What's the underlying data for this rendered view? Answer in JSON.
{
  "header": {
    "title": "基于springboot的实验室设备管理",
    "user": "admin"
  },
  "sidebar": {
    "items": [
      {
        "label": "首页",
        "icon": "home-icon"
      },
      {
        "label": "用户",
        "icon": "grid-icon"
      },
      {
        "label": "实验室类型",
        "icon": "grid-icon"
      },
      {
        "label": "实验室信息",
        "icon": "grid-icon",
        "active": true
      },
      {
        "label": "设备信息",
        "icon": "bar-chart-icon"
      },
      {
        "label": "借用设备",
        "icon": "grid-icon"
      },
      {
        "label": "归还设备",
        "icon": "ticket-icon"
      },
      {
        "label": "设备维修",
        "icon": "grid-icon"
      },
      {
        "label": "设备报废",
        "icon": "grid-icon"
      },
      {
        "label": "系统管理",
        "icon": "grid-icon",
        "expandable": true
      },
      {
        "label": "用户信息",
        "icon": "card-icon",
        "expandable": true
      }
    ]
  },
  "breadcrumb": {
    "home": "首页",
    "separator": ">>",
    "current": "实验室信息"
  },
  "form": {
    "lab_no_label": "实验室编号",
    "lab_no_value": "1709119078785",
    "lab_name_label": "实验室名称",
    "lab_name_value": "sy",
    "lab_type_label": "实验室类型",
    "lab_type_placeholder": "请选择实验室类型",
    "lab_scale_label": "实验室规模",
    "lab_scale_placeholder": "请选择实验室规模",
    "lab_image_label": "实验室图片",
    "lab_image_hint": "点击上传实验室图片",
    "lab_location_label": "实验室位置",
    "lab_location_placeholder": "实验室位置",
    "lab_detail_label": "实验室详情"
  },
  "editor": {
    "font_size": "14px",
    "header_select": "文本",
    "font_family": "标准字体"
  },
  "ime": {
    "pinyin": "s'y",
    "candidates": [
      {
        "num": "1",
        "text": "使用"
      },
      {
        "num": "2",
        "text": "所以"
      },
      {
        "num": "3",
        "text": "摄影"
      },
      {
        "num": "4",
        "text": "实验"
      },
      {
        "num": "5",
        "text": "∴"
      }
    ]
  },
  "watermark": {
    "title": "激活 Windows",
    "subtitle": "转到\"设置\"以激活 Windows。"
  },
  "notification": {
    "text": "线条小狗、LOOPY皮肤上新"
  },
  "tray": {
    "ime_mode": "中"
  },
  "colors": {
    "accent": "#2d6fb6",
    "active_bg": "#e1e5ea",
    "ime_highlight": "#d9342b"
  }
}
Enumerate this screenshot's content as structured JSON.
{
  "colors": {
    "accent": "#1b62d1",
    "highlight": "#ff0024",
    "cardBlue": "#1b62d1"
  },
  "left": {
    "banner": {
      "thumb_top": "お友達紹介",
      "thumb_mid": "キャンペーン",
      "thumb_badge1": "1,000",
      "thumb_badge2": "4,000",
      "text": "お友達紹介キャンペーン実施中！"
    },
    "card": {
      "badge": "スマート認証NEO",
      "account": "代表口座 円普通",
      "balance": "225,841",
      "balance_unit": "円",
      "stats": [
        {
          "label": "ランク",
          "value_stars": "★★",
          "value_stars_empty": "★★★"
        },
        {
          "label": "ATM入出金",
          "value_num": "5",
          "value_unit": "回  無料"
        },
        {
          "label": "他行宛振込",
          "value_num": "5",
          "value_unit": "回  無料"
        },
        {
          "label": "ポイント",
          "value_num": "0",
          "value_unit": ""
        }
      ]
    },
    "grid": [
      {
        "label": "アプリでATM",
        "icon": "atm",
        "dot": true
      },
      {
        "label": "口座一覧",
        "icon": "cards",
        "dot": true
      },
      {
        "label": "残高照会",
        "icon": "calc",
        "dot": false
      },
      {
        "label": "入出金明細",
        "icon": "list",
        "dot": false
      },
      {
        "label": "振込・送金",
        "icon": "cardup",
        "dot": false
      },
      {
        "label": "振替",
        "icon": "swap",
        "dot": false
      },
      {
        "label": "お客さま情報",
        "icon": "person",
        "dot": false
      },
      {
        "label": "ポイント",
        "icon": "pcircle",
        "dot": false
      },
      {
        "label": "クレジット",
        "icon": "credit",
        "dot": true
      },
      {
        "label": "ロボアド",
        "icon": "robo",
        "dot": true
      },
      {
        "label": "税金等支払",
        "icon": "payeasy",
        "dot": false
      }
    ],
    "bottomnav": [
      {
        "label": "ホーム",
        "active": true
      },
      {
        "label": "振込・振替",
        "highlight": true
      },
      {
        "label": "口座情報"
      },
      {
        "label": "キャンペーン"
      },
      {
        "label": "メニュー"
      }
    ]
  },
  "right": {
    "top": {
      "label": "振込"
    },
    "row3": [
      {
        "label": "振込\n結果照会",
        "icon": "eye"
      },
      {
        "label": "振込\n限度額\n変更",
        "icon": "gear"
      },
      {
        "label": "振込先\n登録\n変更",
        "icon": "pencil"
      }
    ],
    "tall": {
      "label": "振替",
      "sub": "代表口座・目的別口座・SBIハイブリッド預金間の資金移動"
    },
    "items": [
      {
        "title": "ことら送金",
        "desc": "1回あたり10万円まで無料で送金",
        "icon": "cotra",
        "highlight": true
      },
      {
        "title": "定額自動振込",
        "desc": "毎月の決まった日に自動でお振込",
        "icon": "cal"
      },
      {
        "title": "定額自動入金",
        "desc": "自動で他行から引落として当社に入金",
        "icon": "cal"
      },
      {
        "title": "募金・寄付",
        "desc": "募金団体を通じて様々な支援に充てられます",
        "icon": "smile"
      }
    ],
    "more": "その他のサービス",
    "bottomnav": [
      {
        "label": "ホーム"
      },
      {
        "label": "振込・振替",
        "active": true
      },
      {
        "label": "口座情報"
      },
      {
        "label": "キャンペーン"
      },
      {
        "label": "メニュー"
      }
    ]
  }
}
○ ○ ○
• Aim of the exercise
Retype the material above, line by line, exactly.

• Result below
What's the underlying data for this rendered view? Answer in JSON.
{
  "header": {
    "title": "基于springboot的实验室设备管理",
    "user": "admin"
  },
  "sidebar": {
    "items": [
      {
        "label": "首页",
        "icon": "home-icon"
      },
      {
        "label": "用户",
        "icon": "grid-icon"
      },
      {
        "label": "实验室类型",
        "icon": "grid-icon"
      },
      {
        "label": "实验室信息",
        "icon": "grid-icon",
        "active": true
      },
      {
        "label": "设备信息",
        "icon": "bar-chart-icon"
      },
      {
        "label": "借用设备",
        "icon": "grid-icon"
      },
      {
        "label": "归还设备",
        "icon": "ticket-icon"
      },
      {
        "label": "设备维修",
        "icon": "grid-icon"
      },
      {
        "label": "设备报废",
        "icon": "grid-icon"
      },
      {
        "label": "系统管理",
        "icon": "grid-icon",
        "expandable": true
      },
      {
        "label": "用户信息",
        "icon": "card-icon",
        "expandable": true
      }
    ]
  },
  "breadcrumb": {
    "home": "首页",
    "separator": ">>",
    "current": "实验室信息"
  },
  "form": {
    "lab_no_label": "实验室编号",
    "lab_no_value": "1709119078785",
    "lab_name_label": "实验室名称",
    "lab_name_value": "sy",
    "lab_type_label": "实验室类型",
    "lab_type_placeholder": "请选择实验室类型",
    "lab_scale_label": "实验室规模",
    "lab_scale_placeholder": "请选择实验室规模",
    "lab_image_label": "实验室图片",
    "lab_image_hint": "点击上传实验室图片",
    "lab_location_label": "实验室位置",
    "lab_location_placeholder": "实验室位置",
    "lab_detail_label": "实验室详情"
  },
  "editor": {
    "font_size": "14px",
    "header_select": "文本",
    "font_family": "标准字体"
  },
  "ime": {
    "pinyin": "s'y",
    "candidates": [
      {
        "num": "1",
        "text": "使用"
      },
      {
        "num": "2",
        "text": "所以"
      },
      {
        "num": "3",
        "text": "摄影"
      },
      {
        "num": "4",
        "text": "实验"
      },
      {
        "num": "5",
        "text": "∴"
      }
    ]
  },
  "watermark": {
    "title": "激活 Windows",
    "subtitle": "转到\"设置\"以激活 Windows。"
  },
  "notification": {
    "text": "线条小狗、LOOPY皮肤上新"
  },
  "tray": {
    "ime_mode": "中"
  },
  "colors": {
    "accent": "#2d6fb6",
    "active_bg": "#e1e5ea",
    "ime_highlight": "#d9342b"
  }
}
Enumerate this screenshot's content as structured JSON.
{
  "colors": {
    "accent": "#1b62d1",
    "highlight": "#ff0024",
    "cardBlue": "#1b62d1"
  },
  "left": {
    "banner": {
      "thumb_top": "お友達紹介",
      "thumb_mid": "キャンペーン",
      "thumb_badge1": "1,000",
      "thumb_badge2": "4,000",
      "text": "お友達紹介キャンペーン実施中！"
    },
    "card": {
      "badge": "スマート認証NEO",
      "account": "代表口座 円普通",
      "balance": "225,841",
      "balance_unit": "円",
      "stats": [
        {
          "label": "ランク",
          "value_stars": "★★",
          "value_stars_empty": "★★★"
        },
        {
          "label": "ATM入出金",
          "value_num": "5",
          "value_unit": "回  無料"
        },
        {
          "label": "他行宛振込",
          "value_num": "5",
          "value_unit": "回  無料"
        },
        {
          "label": "ポイント",
          "value_num": "0",
          "value_unit": ""
        }
      ]
    },
    "grid": [
      {
        "label": "アプリでATM",
        "icon": "atm",
        "dot": true
      },
      {
        "label": "口座一覧",
        "icon": "cards",
        "dot": true
      },
      {
        "label": "残高照会",
        "icon": "calc",
        "dot": false
      },
      {
        "label": "入出金明細",
        "icon": "list",
        "dot": false
      },
      {
        "label": "振込・送金",
        "icon": "cardup",
        "dot": false
      },
      {
        "label": "振替",
        "icon": "swap",
        "dot": false
      },
      {
        "label": "お客さま情報",
        "icon": "person",
        "dot": false
      },
      {
        "label": "ポイント",
        "icon": "pcircle",
        "dot": false
      },
      {
        "label": "クレジット",
        "icon": "credit",
        "dot": true
      },
      {
        "label": "ロボアド",
        "icon": "robo",
        "dot": true
      },
      {
        "label": "税金等支払",
        "icon": "payeasy",
        "dot": false
      }
    ],
    "bottomnav": [
      {
        "label": "ホーム",
        "active": true
      },
      {
        "label": "振込・振替",
        "highlight": true
      },
      {
        "label": "口座情報"
      },
      {
        "label": "キャンペーン"
      },
      {
        "label": "メニュー"
      }
    ]
  },
  "right": {
    "top": {
      "label": "振込"
    },
    "row3": [
      {
        "label": "振込\n結果照会",
        "icon": "eye"
      },
      {
        "label": "振込\n限度額\n変更",
        "icon": "gear"
      },
      {
        "label": "振込先\n登録\n変更",
        "icon": "pencil"
      }
    ],
    "tall": {
      "label": "振替",
      "sub": "代表口座・目的別口座・SBIハイブリッド預金間の資金移動"
    },
    "items": [
      {
        "title": "ことら送金",
        "desc": "1回あたり10万円まで無料で送金",
        "icon": "cotra",
        "highlight": true
      },
      {
        "title": "定額自動振込",
        "desc": "毎月の決まった日に自動でお振込",
        "icon": "cal"
      },
      {
        "title": "定額自動入金",
        "desc": "自動で他行から引落として当社に入金",
        "icon": "cal"
      },
      {
        "title": "募金・寄付",
        "desc": "募金団体を通じて様々な支援に充てられます",
        "icon": "smile"
      }
    ],
    "more": "その他のサービス",
    "bottomnav": [
      {
        "label": "ホーム"
      },
      {
        "label": "振込・振替",
        "active": true
      },
      {
        "label": "口座情報"
      },
      {
        "label": "キャンペーン"
      },
      {
        "label": "メニュー"
      }
    ]
  }
}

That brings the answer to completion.